Stored records

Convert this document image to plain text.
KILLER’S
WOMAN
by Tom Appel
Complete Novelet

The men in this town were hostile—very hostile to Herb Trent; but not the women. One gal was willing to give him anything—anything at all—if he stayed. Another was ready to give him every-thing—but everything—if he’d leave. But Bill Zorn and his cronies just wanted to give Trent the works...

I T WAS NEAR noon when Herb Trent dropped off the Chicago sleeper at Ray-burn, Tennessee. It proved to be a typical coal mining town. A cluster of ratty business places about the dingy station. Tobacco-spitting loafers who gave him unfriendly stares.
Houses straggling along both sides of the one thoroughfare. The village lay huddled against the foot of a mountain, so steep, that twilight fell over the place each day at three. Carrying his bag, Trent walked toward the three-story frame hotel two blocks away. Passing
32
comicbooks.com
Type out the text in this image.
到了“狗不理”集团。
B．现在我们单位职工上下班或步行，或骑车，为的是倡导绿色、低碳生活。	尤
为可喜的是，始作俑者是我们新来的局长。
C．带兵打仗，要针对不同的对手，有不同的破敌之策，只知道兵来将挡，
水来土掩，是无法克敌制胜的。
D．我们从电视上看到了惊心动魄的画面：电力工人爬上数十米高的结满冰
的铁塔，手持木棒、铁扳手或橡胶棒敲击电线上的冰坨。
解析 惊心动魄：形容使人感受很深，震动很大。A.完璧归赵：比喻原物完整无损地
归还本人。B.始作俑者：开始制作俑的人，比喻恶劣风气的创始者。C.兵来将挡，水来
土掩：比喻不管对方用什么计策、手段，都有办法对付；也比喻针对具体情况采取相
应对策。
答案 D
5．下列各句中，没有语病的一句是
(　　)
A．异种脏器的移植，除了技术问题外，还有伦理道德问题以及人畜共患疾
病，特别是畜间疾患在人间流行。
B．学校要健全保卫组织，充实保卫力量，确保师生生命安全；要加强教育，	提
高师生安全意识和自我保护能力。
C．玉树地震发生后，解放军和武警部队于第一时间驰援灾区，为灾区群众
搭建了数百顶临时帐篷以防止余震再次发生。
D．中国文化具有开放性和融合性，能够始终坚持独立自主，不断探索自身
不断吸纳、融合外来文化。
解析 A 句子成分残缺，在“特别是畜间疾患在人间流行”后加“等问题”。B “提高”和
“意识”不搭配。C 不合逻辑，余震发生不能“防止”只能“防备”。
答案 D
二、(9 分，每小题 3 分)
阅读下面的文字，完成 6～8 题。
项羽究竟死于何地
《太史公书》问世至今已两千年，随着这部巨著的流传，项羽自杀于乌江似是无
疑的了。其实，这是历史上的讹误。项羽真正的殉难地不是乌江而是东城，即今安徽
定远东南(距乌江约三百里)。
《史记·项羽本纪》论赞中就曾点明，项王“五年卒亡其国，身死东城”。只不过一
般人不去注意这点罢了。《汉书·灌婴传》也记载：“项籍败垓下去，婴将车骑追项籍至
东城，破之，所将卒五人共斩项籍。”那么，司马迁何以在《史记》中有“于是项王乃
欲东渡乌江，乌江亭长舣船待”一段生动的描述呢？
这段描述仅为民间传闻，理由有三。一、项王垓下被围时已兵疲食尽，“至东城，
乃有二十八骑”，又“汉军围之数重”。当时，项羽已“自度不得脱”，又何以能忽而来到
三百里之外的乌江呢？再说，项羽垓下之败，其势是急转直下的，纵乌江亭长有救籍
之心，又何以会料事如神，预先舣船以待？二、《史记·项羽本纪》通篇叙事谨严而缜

## Short exercise
Every line above that contains the word "项羽本纪" should be reported.

## Result of this exercise
《史记·项羽本纪》论赞中就曾点明，项王“五年卒亡其国，身死东城”。只不过一
之心，又何以会料事如神，预先舣船以待？二、《史记·项羽本纪》通篇叙事谨严而缜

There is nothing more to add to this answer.